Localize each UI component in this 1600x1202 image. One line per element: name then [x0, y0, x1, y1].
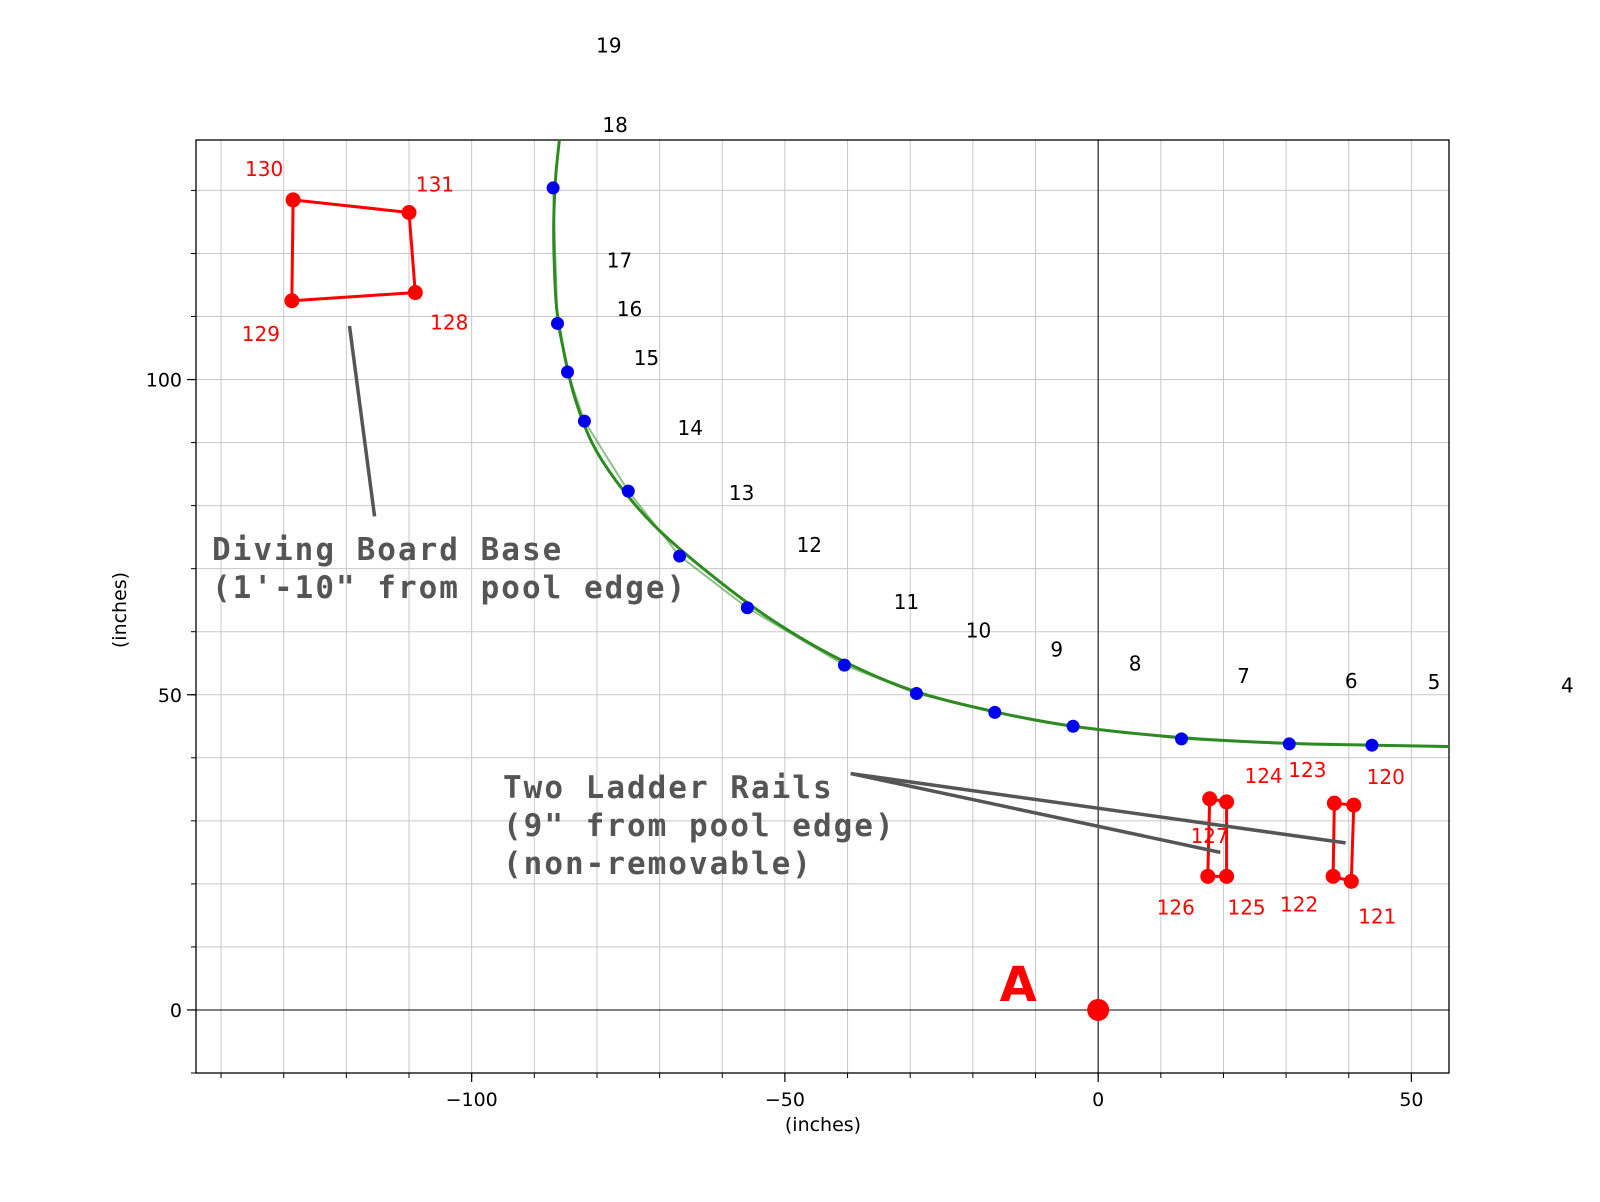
pool-edge-polyline [552, 187, 1449, 749]
origin-marker [1087, 998, 1110, 1021]
annotation-pointer [850, 771, 1221, 855]
edge-point-10 [909, 686, 923, 700]
obstacle-point-120 [1346, 797, 1362, 813]
edge-point-label-7: 7 [1237, 664, 1250, 688]
annotation-text-line: (9" from pool edge) [503, 808, 896, 844]
obstacle-point-127 [1202, 791, 1218, 807]
annotation-pointer [850, 771, 1346, 845]
edge-point-4 [1499, 742, 1512, 755]
edge-point-9 [988, 705, 1002, 719]
obstacle-point-label-126: 126 [1157, 895, 1195, 919]
edge-point-label-18: 18 [602, 113, 627, 137]
obstacle-point-131 [401, 204, 417, 220]
edge-point-12 [740, 601, 754, 615]
obstacle-point-label-124: 124 [1244, 764, 1282, 788]
edge-point-label-9: 9 [1050, 637, 1063, 661]
y-tick-label: 0 [170, 1000, 182, 1022]
edge-point-17 [550, 316, 564, 330]
obstacle-point-121 [1343, 873, 1359, 889]
annotation-text-line: (non-removable) [503, 846, 813, 882]
edge-point-label-17: 17 [607, 248, 632, 272]
edge-point-label-19: 19 [596, 33, 621, 57]
obstacle-point-124 [1219, 794, 1235, 810]
edge-point-14 [621, 484, 635, 498]
edge-point-label-15: 15 [634, 346, 659, 370]
pool-edge-curve-layer [546, 140, 1512, 755]
obstacle-point-label-120: 120 [1367, 765, 1405, 789]
annotation-pointer [347, 325, 377, 517]
annotation-text-line: (1'-10" from pool edge) [212, 570, 687, 606]
point-labels-layer: 4567891011121314151617181920131130129128… [242, 33, 1574, 1013]
obstacle-point-label-130: 130 [245, 157, 283, 181]
edge-point-label-6: 6 [1345, 669, 1358, 693]
obstacle-point-125 [1219, 868, 1235, 884]
x-tick-label: −50 [765, 1089, 805, 1111]
x-tick-label: −100 [446, 1089, 498, 1111]
plot-frame [195, 139, 1450, 1074]
obstacle-point-130 [285, 192, 301, 208]
edge-point-label-11: 11 [894, 590, 919, 614]
obstacle-point-label-131: 131 [416, 172, 454, 196]
y-tick-label: 100 [146, 370, 182, 392]
edge-point-8 [1066, 719, 1080, 733]
edge-point-5 [1365, 738, 1379, 752]
edge-point-label-13: 13 [729, 481, 754, 505]
obstacle-point-label-122: 122 [1280, 892, 1318, 916]
obstacle-point-128 [407, 285, 423, 301]
obstacle-point-123 [1326, 795, 1342, 811]
annotations-layer: Diving Board Base(1'-10" from pool edge)… [212, 325, 1346, 882]
y-axis-label: (inches) [109, 572, 131, 648]
obstacle-point-126 [1200, 868, 1216, 884]
grid [196, 140, 1449, 1074]
pool-edge-curve [552, 140, 1449, 748]
edge-point-label-14: 14 [678, 416, 703, 440]
edge-point-label-16: 16 [617, 297, 642, 321]
edge-point-6 [1282, 737, 1296, 751]
edge-point-11 [837, 658, 851, 672]
edge-point-15 [577, 414, 591, 428]
axes: −100 −50 0 50 0 50 100 [146, 139, 1450, 1111]
x-axis-label: (inches) [785, 1114, 861, 1136]
edge-point-18 [546, 181, 560, 195]
edge-point-13 [673, 549, 687, 563]
x-tick-label: 0 [1092, 1089, 1104, 1111]
origin-marker-label: A [1000, 957, 1037, 1013]
obstacle-point-122 [1325, 868, 1341, 884]
y-tick-label: 50 [158, 685, 182, 707]
x-tick-label: 50 [1399, 1089, 1423, 1111]
edge-point-16 [561, 365, 575, 379]
obstacle-point-label-128: 128 [430, 311, 468, 335]
obstacle-point-label-121: 121 [1358, 904, 1396, 928]
edge-point-label-4: 4 [1561, 673, 1574, 697]
edge-point-label-5: 5 [1428, 670, 1441, 694]
obstacle-point-label-123: 123 [1288, 758, 1326, 782]
obstacle-point-label-125: 125 [1227, 895, 1265, 919]
edge-point-label-10: 10 [966, 618, 991, 642]
edge-point-label-8: 8 [1129, 651, 1142, 675]
edge-point-7 [1174, 732, 1188, 746]
annotation-text-line: Diving Board Base [212, 532, 563, 568]
obstacle-point-129 [284, 293, 300, 309]
obstacle-point-label-129: 129 [242, 322, 280, 346]
obstacle-outline-1 [290, 198, 417, 303]
obstacle-point-label-127: 127 [1191, 824, 1229, 848]
annotation-text-line: Two Ladder Rails [503, 770, 834, 806]
edge-point-label-12: 12 [797, 533, 822, 557]
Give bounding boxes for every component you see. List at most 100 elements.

---------------

WORK TO BE COMPLETED
Count the lines in the material that contain the string "marker", treating case as significant, and reply with the number alone.

OUTPUT FOR THIS TASK
2